::: MATERIAL FOR THIS TASK :::

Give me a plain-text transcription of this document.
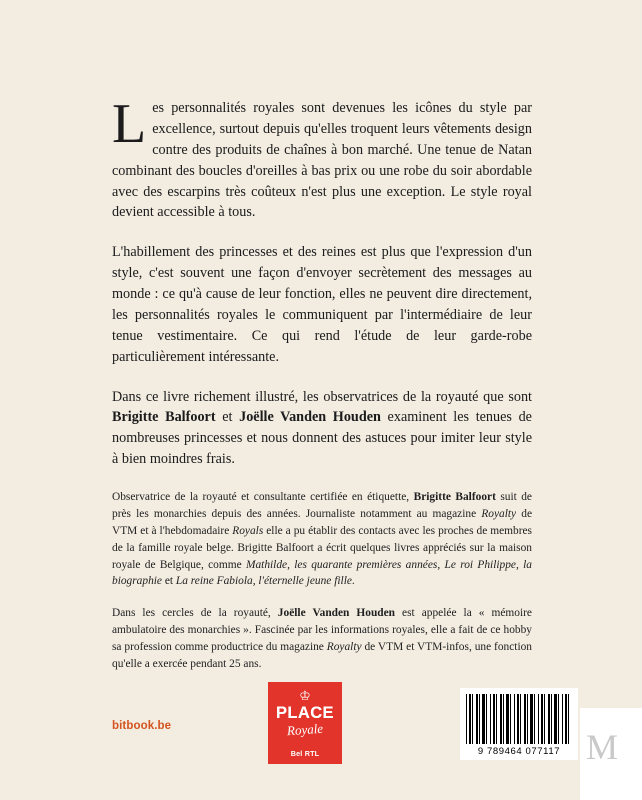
Les personnalités royales sont devenues les icônes du style par excellence, surtout depuis qu'elles troquent leurs vêtements design contre des produits de chaînes à bon marché. Une tenue de Natan combinant des boucles d'oreilles à bas prix ou une robe du soir abordable avec des escarpins très coûteux n'est plus une exception. Le style royal devient accessible à tous.

L'habillement des princesses et des reines est plus que l'expression d'un style, c'est souvent une façon d'envoyer secrètement des messages au monde : ce qu'à cause de leur fonction, elles ne peuvent dire directement, les personnalités royales le communiquent par l'intermédiaire de leur tenue vestimentaire. Ce qui rend l'étude de leur garde-robe particulièrement intéressante.

Dans ce livre richement illustré, les observatrices de la royauté que sont Brigitte Balfoort et Joëlle Vanden Houden examinent les tenues de nombreuses princesses et nous donnent des astuces pour imiter leur style à bien moindres frais.

Observatrice de la royauté et consultante certifiée en étiquette, Brigitte Balfoort suit de près les monarchies depuis des années. Journaliste notamment au magazine Royalty de VTM et à l'hebdomadaire Royals elle a pu établir des contacts avec les proches de membres de la famille royale belge. Brigitte Balfoort a écrit quelques livres appréciés sur la maison royale de Belgique, comme Mathilde, les quarante premières années, Le roi Philippe, la biographie et La reine Fabiola, l'éternelle jeune fille.

Dans les cercles de la royauté, Joëlle Vanden Houden est appelée la « mémoire ambulatoire des monarchies ». Fascinée par les informations royales, elle a fait de ce hobby sa profession comme productrice du magazine Royalty de VTM et VTM-infos, une fonction qu'elle a exercée pendant 25 ans.

bitbook.be
♔
PLACE
Royale
Bel RTL	9 789464 077117 M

:::

# [AIM]
Copy the material above exactly and drop the pictures.

# [ANSWER TO THIS TASK]
Give me a plain-text transcription of this document.
Les personnalités royales sont devenues les icônes du style par excellence, surtout depuis qu'elles troquent leurs vêtements design contre des produits de chaînes à bon marché. Une tenue de Natan combinant des boucles d'oreilles à bas prix ou une robe du soir abordable avec des escarpins très coûteux n'est plus une exception. Le style royal devient accessible à tous.

L'habillement des princesses et des reines est plus que l'expression d'un style, c'est souvent une façon d'envoyer secrètement des messages au monde : ce qu'à cause de leur fonction, elles ne peuvent dire directement, les personnalités royales le communiquent par l'intermédiaire de leur tenue vestimentaire. Ce qui rend l'étude de leur garde-robe particulièrement intéressante.

Dans ce livre richement illustré, les observatrices de la royauté que sont Brigitte Balfoort et Joëlle Vanden Houden examinent les tenues de nombreuses princesses et nous donnent des astuces pour imiter leur style à bien moindres frais.

Observatrice de la royauté et consultante certifiée en étiquette, Brigitte Balfoort suit de près les monarchies depuis des années. Journaliste notamment au magazine Royalty de VTM et à l'hebdomadaire Royals elle a pu établir des contacts avec les proches de membres de la famille royale belge. Brigitte Balfoort a écrit quelques livres appréciés sur la maison royale de Belgique, comme Mathilde, les quarante premières années, Le roi Philippe, la biographie et La reine Fabiola, l'éternelle jeune fille.

Dans les cercles de la royauté, Joëlle Vanden Houden est appelée la « mémoire ambulatoire des monarchies ». Fascinée par les informations royales, elle a fait de ce hobby sa profession comme productrice du magazine Royalty de VTM et VTM-infos, une fonction qu'elle a exercée pendant 25 ans.

bitbook.be
♔
PLACE
Royale
Bel RTL	9 789464 077117 M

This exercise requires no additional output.